## Your objective
Restate the full set of records exactly, without adding or dropping a word.

## Stored entries

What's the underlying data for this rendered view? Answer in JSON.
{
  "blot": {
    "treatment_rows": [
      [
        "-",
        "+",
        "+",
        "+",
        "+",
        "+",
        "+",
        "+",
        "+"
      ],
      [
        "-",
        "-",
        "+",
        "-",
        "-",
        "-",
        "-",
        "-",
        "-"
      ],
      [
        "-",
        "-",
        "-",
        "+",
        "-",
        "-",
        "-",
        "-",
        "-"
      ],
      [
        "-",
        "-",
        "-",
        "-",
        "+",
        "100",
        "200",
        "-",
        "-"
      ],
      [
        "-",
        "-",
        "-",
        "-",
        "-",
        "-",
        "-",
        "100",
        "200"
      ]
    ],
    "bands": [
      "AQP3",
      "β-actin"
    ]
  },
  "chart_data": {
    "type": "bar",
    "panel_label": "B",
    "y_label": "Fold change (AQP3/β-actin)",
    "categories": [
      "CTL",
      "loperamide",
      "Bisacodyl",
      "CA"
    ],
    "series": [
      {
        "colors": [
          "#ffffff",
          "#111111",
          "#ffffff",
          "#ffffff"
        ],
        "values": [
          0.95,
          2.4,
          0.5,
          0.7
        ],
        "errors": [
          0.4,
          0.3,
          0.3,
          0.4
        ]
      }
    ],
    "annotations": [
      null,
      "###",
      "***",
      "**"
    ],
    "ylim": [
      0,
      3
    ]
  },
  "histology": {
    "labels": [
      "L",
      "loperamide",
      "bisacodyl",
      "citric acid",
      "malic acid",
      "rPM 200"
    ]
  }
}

## Finished answer
What's the underlying data for this rendered view? Answer in JSON.
{
  "blot": {
    "treatment_rows": [
      [
        "-",
        "+",
        "+",
        "+",
        "+",
        "+",
        "+",
        "+",
        "+"
      ],
      [
        "-",
        "-",
        "+",
        "-",
        "-",
        "-",
        "-",
        "-",
        "-"
      ],
      [
        "-",
        "-",
        "-",
        "+",
        "-",
        "-",
        "-",
        "-",
        "-"
      ],
      [
        "-",
        "-",
        "-",
        "-",
        "+",
        "100",
        "200",
        "-",
        "-"
      ],
      [
        "-",
        "-",
        "-",
        "-",
        "-",
        "-",
        "-",
        "100",
        "200"
      ]
    ],
    "bands": [
      "AQP3",
      "β-actin"
    ]
  },
  "chart_data": {
    "type": "bar",
    "panel_label": "B",
    "y_label": "Fold change (AQP3/β-actin)",
    "categories": [
      "CTL",
      "loperamide",
      "Bisacodyl",
      "CA"
    ],
    "series": [
      {
        "colors": [
          "#ffffff",
          "#111111",
          "#ffffff",
          "#ffffff"
        ],
        "values": [
          0.95,
          2.4,
          0.5,
          0.7
        ],
        "errors": [
          0.4,
          0.3,
          0.3,
          0.4
        ]
      }
    ],
    "annotations": [
      null,
      "###",
      "***",
      "**"
    ],
    "ylim": [
      0,
      3
    ]
  },
  "histology": {
    "labels": [
      "L",
      "loperamide",
      "bisacodyl",
      "citric acid",
      "malic acid",
      "rPM 200"
    ]
  }
}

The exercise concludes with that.